PROBLEM DETAILS
Select all lines with the string "benfuracarb" in them, and copy those lines.

Extracts from a graphics dataset

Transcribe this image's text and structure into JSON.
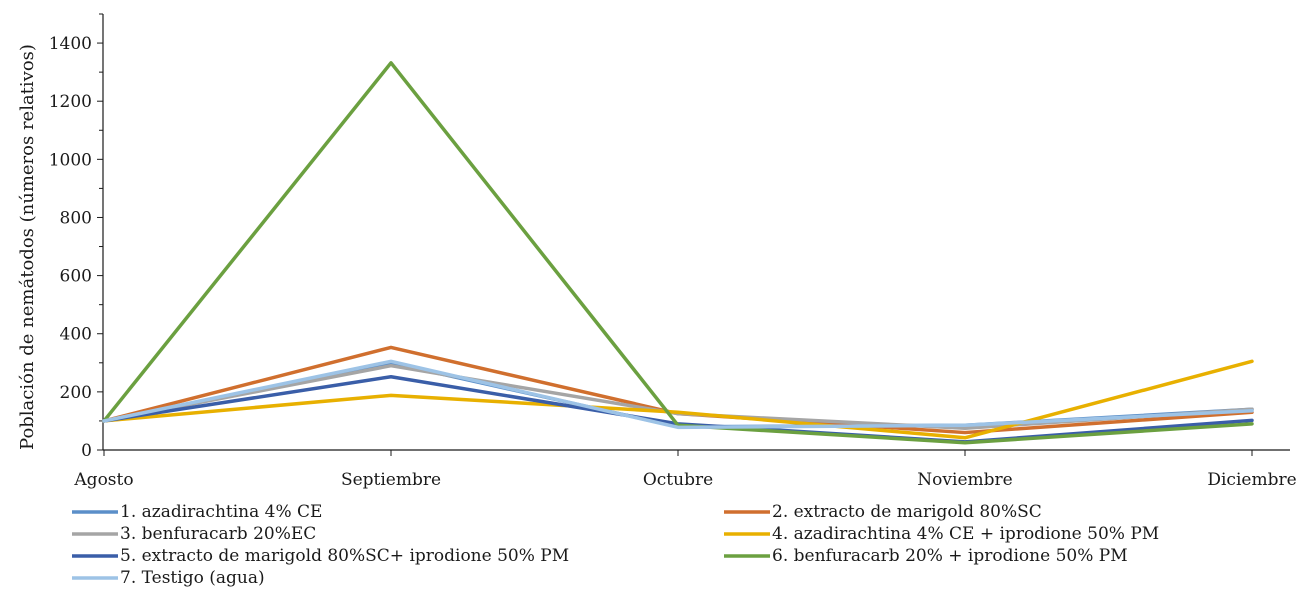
{
  "chart_data": {
    "type": "line",
    "title": "",
    "xlabel": "",
    "ylabel": "Población de nemátodos (números relativos)",
    "categories": [
      "Agosto",
      "Septiembre",
      "Octubre",
      "Noviembre",
      "Diciembre"
    ],
    "ylim": [
      0,
      1500
    ],
    "yticks": [
      0,
      200,
      400,
      600,
      800,
      1000,
      1200,
      1400
    ],
    "grid": false,
    "legend": "bottom",
    "series": [
      {
        "name": "1. azadirachtina 4% CE",
        "color": "#5b8fc9",
        "values": [
          100,
          300,
          80,
          85,
          140
        ]
      },
      {
        "name": "2. extracto de marigold 80%SC",
        "color": "#d06f2e",
        "values": [
          100,
          353,
          125,
          60,
          130
        ]
      },
      {
        "name": "3. benfuracarb 20%EC",
        "color": "#a5a5a5",
        "values": [
          100,
          290,
          125,
          75,
          140
        ]
      },
      {
        "name": "4. azadirachtina 4% CE + iprodione 50% PM",
        "color": "#e8b000",
        "values": [
          100,
          188,
          130,
          42,
          305
        ]
      },
      {
        "name": "5. extracto de marigold 80%SC+ iprodione 50% PM",
        "color": "#3a5ea8",
        "values": [
          100,
          252,
          90,
          28,
          102
        ]
      },
      {
        "name": "6. benfuracarb 20% + iprodione 50% PM",
        "color": "#6ba040",
        "values": [
          100,
          1332,
          85,
          25,
          90
        ]
      },
      {
        "name": "7. Testigo (agua)",
        "color": "#9dc3e6",
        "values": [
          100,
          305,
          78,
          85,
          135
        ]
      }
    ]
  }
}
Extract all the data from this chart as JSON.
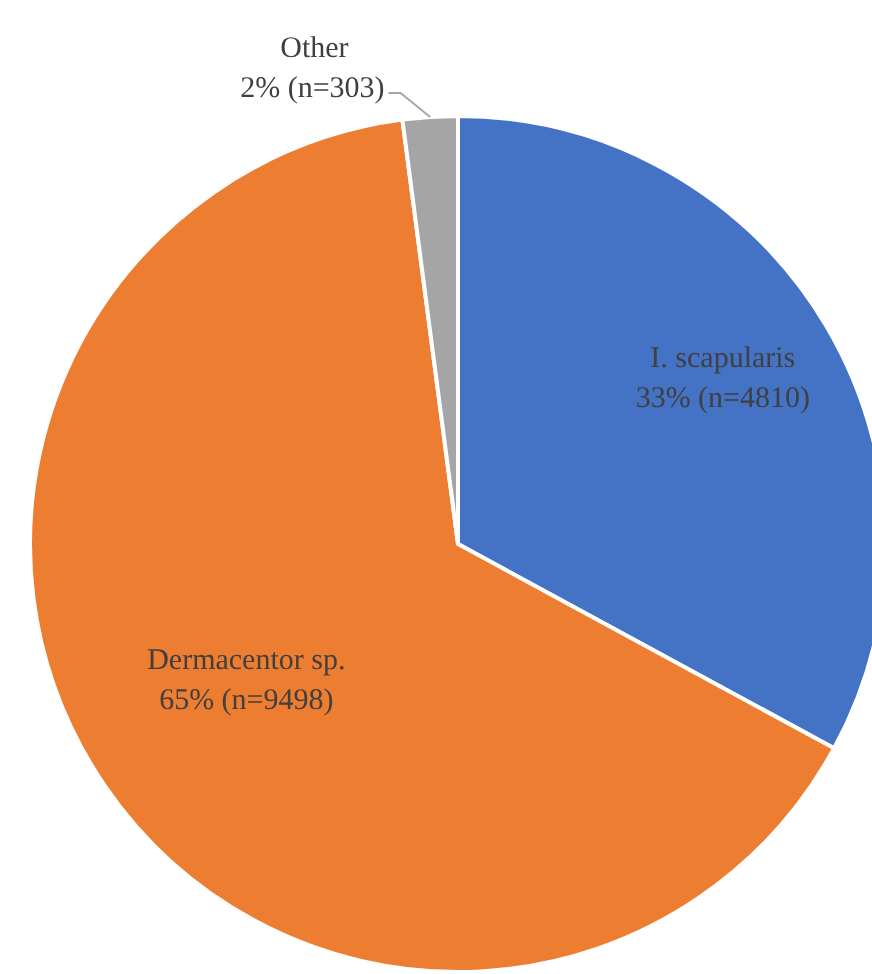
{
  "chart_data": {
    "type": "pie",
    "categories": [
      "I. scapularis",
      "Dermacentor sp.",
      "Other"
    ],
    "values": [
      4810,
      9498,
      303
    ],
    "value_labels": [
      "33% (n=4810)",
      "65% (n=9498)",
      "2% (n=303)"
    ],
    "colors": [
      "#4472c4",
      "#ed7d31",
      "#a5a5a5"
    ]
  }
}
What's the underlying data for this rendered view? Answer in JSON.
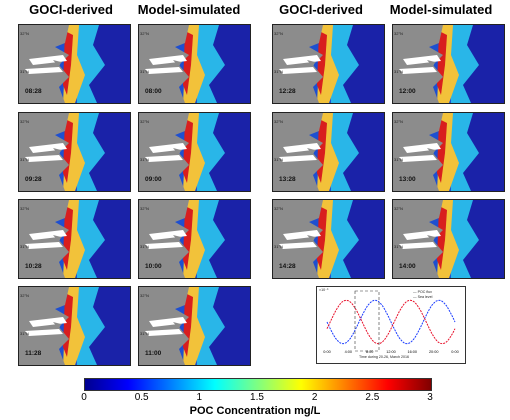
{
  "headers": [
    "GOCI-derived",
    "Model-simulated",
    "GOCI-derived",
    "Model-simulated"
  ],
  "panels": [
    {
      "col": 0,
      "row": 0,
      "time": "08:28"
    },
    {
      "col": 0,
      "row": 1,
      "time": "09:28"
    },
    {
      "col": 0,
      "row": 2,
      "time": "10:28"
    },
    {
      "col": 0,
      "row": 3,
      "time": "11:28"
    },
    {
      "col": 1,
      "row": 0,
      "time": "08:00"
    },
    {
      "col": 1,
      "row": 1,
      "time": "09:00"
    },
    {
      "col": 1,
      "row": 2,
      "time": "10:00"
    },
    {
      "col": 1,
      "row": 3,
      "time": "11:00"
    },
    {
      "col": 2,
      "row": 0,
      "time": "12:28"
    },
    {
      "col": 2,
      "row": 1,
      "time": "13:28"
    },
    {
      "col": 2,
      "row": 2,
      "time": "14:28"
    },
    {
      "col": 3,
      "row": 0,
      "time": "12:00"
    },
    {
      "col": 3,
      "row": 1,
      "time": "13:00"
    },
    {
      "col": 3,
      "row": 2,
      "time": "14:00"
    }
  ],
  "map_axes": {
    "lat_labels": [
      "32°N",
      "31°N"
    ],
    "lon_labels": [
      "121°E",
      "122°E",
      "123°E"
    ]
  },
  "colorbar": {
    "ticks": [
      "0",
      "0.5",
      "1",
      "1.5",
      "2",
      "2.5",
      "3"
    ],
    "label": "POC Concentration mg/L",
    "colors": [
      "#00008f",
      "#0000ff",
      "#0080ff",
      "#00ffff",
      "#80ff80",
      "#ffff00",
      "#ff8000",
      "#ff0000",
      "#800000"
    ]
  },
  "chart_data": {
    "type": "line",
    "xlabel": "Time during 20-26, March 2016",
    "ylabel_left": "POC Flux (Tg)",
    "ylabel_right": "Sea Level (m)",
    "exponent": "×10⁻⁶",
    "x_ticks": [
      "0:00",
      "4:00",
      "8:00",
      "12:00",
      "16:00",
      "20:00",
      "0:00"
    ],
    "series": [
      {
        "name": "POC flux",
        "color": "#1a3cff"
      },
      {
        "name": "Sea level",
        "color": "#e8102a"
      }
    ]
  }
}
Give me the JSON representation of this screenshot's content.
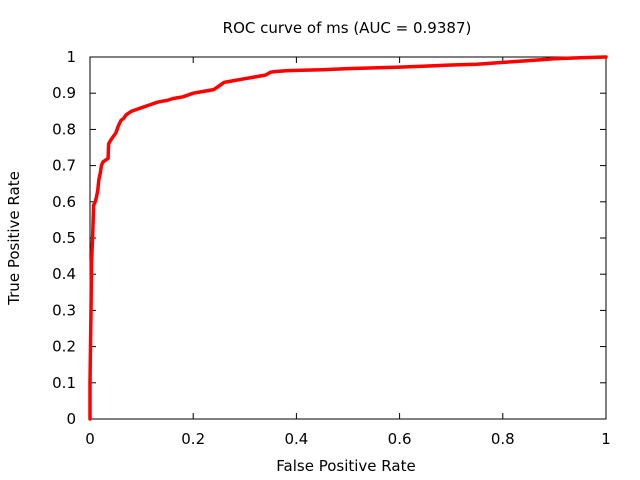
{
  "chart_data": {
    "type": "line",
    "title": "ROC curve of ms (AUC = 0.9387)",
    "xlabel": "False Positive Rate",
    "ylabel": "True Positive Rate",
    "xlim": [
      0,
      1
    ],
    "ylim": [
      0,
      1
    ],
    "xticks": [
      0,
      0.2,
      0.4,
      0.6,
      0.8,
      1
    ],
    "xtick_labels": [
      "0",
      "0.2",
      "0.4",
      "0.6",
      "0.8",
      "1"
    ],
    "yticks": [
      0,
      0.1,
      0.2,
      0.3,
      0.4,
      0.5,
      0.6,
      0.7,
      0.8,
      0.9,
      1
    ],
    "ytick_labels": [
      "0",
      "0.1",
      "0.2",
      "0.3",
      "0.4",
      "0.5",
      "0.6",
      "0.7",
      "0.8",
      "0.9",
      "1"
    ],
    "grid": false,
    "legend": "none",
    "series": [
      {
        "color": "#ff0000",
        "x": [
          0.0,
          0.0,
          0.002,
          0.003,
          0.004,
          0.005,
          0.007,
          0.01,
          0.012,
          0.015,
          0.017,
          0.02,
          0.022,
          0.025,
          0.03,
          0.035,
          0.036,
          0.04,
          0.045,
          0.05,
          0.055,
          0.06,
          0.065,
          0.07,
          0.075,
          0.08,
          0.09,
          0.1,
          0.11,
          0.12,
          0.13,
          0.14,
          0.15,
          0.16,
          0.18,
          0.2,
          0.22,
          0.24,
          0.25,
          0.26,
          0.28,
          0.3,
          0.32,
          0.34,
          0.35,
          0.36,
          0.38,
          0.4,
          0.45,
          0.5,
          0.55,
          0.6,
          0.65,
          0.7,
          0.75,
          0.8,
          0.85,
          0.9,
          0.95,
          1.0
        ],
        "y": [
          0.0,
          0.1,
          0.3,
          0.43,
          0.47,
          0.5,
          0.59,
          0.6,
          0.61,
          0.63,
          0.66,
          0.68,
          0.7,
          0.71,
          0.715,
          0.72,
          0.76,
          0.77,
          0.78,
          0.79,
          0.81,
          0.825,
          0.83,
          0.84,
          0.845,
          0.85,
          0.855,
          0.86,
          0.865,
          0.87,
          0.875,
          0.878,
          0.88,
          0.885,
          0.89,
          0.9,
          0.905,
          0.91,
          0.92,
          0.93,
          0.935,
          0.94,
          0.945,
          0.95,
          0.958,
          0.96,
          0.962,
          0.963,
          0.965,
          0.968,
          0.97,
          0.972,
          0.975,
          0.978,
          0.98,
          0.985,
          0.99,
          0.995,
          0.998,
          1.0
        ]
      }
    ]
  }
}
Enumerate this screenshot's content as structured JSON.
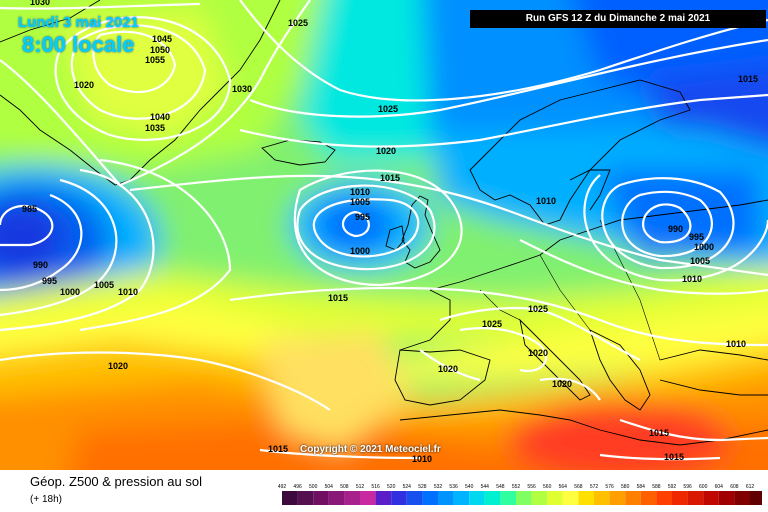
{
  "header": {
    "date_line": "Lundi 3 mai 2021",
    "time_line": "8:00 locale",
    "run_line": "Run GFS 12 Z du Dimanche 2 mai 2021"
  },
  "footer": {
    "title": "Géop. Z500 & pression au sol",
    "subtitle": "(+ 18h)",
    "copyright": "Copyright © 2021 Meteociel.fr"
  },
  "legend": {
    "ticks": [
      "492",
      "496",
      "500",
      "504",
      "508",
      "512",
      "516",
      "520",
      "524",
      "528",
      "532",
      "536",
      "540",
      "544",
      "548",
      "552",
      "556",
      "560",
      "564",
      "568",
      "572",
      "576",
      "580",
      "584",
      "588",
      "592",
      "596",
      "600",
      "604",
      "608",
      "612"
    ],
    "colors": [
      "#3c0a3c",
      "#55104f",
      "#701063",
      "#8a1878",
      "#a8208c",
      "#c828a0",
      "#5a1ec8",
      "#3030e0",
      "#1850f0",
      "#0070ff",
      "#0094ff",
      "#00b4ff",
      "#00d8f0",
      "#00f0d0",
      "#30ffa0",
      "#80ff60",
      "#b0ff40",
      "#e0ff30",
      "#ffff40",
      "#ffe000",
      "#ffc000",
      "#ffa000",
      "#ff8000",
      "#ff6000",
      "#ff4000",
      "#f02800",
      "#d81800",
      "#c00800",
      "#a00000",
      "#800000",
      "#600000"
    ]
  },
  "isobars": [
    {
      "id": "iso-1030-top",
      "label": "1030"
    },
    {
      "id": "iso-1025-top",
      "label": "1025"
    },
    {
      "id": "iso-1045",
      "label": "1045"
    },
    {
      "id": "iso-1050",
      "label": "1050"
    },
    {
      "id": "iso-1055",
      "label": "1055"
    },
    {
      "id": "iso-1020-greenland",
      "label": "1020"
    },
    {
      "id": "iso-1030-greenland",
      "label": "1030"
    },
    {
      "id": "iso-1040",
      "label": "1040"
    },
    {
      "id": "iso-1035",
      "label": "1035"
    },
    {
      "id": "iso-1015-ne",
      "label": "1015"
    },
    {
      "id": "iso-1025-north",
      "label": "1025"
    },
    {
      "id": "iso-1020-north",
      "label": "1020"
    },
    {
      "id": "iso-1015-north",
      "label": "1015"
    },
    {
      "id": "iso-1010-uk",
      "label": "1010"
    },
    {
      "id": "iso-1005-uk",
      "label": "1005"
    },
    {
      "id": "iso-995-uk",
      "label": "995"
    },
    {
      "id": "iso-1000-uk",
      "label": "1000"
    },
    {
      "id": "iso-1010-baltic",
      "label": "1010"
    },
    {
      "id": "iso-985",
      "label": "985"
    },
    {
      "id": "iso-990-west",
      "label": "990"
    },
    {
      "id": "iso-995-west",
      "label": "995"
    },
    {
      "id": "iso-1000-west",
      "label": "1000"
    },
    {
      "id": "iso-1005-west",
      "label": "1005"
    },
    {
      "id": "iso-1010-west",
      "label": "1010"
    },
    {
      "id": "iso-990-east",
      "label": "990"
    },
    {
      "id": "iso-995-east",
      "label": "995"
    },
    {
      "id": "iso-1000-east",
      "label": "1000"
    },
    {
      "id": "iso-1005-east",
      "label": "1005"
    },
    {
      "id": "iso-1010-east",
      "label": "1010"
    },
    {
      "id": "iso-1015-atlantic",
      "label": "1015"
    },
    {
      "id": "iso-1025-europe",
      "label": "1025"
    },
    {
      "id": "iso-1025-france",
      "label": "1025"
    },
    {
      "id": "iso-1020-alps",
      "label": "1020"
    },
    {
      "id": "iso-1020-iberia",
      "label": "1020"
    },
    {
      "id": "iso-1020-italy",
      "label": "1020"
    },
    {
      "id": "iso-1020-southwest",
      "label": "1020"
    },
    {
      "id": "iso-1010-turkey",
      "label": "1010"
    },
    {
      "id": "iso-1015-med",
      "label": "1015"
    },
    {
      "id": "iso-1015-med2",
      "label": "1015"
    },
    {
      "id": "iso-1015-sw",
      "label": "1015"
    },
    {
      "id": "iso-1010-bottom",
      "label": "1010"
    }
  ]
}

EXPECTED OUTPUT
        "name": "3. benfuracarb 20%EC",
        "name": "6. benfuracarb 20% + iprodione 50% PM",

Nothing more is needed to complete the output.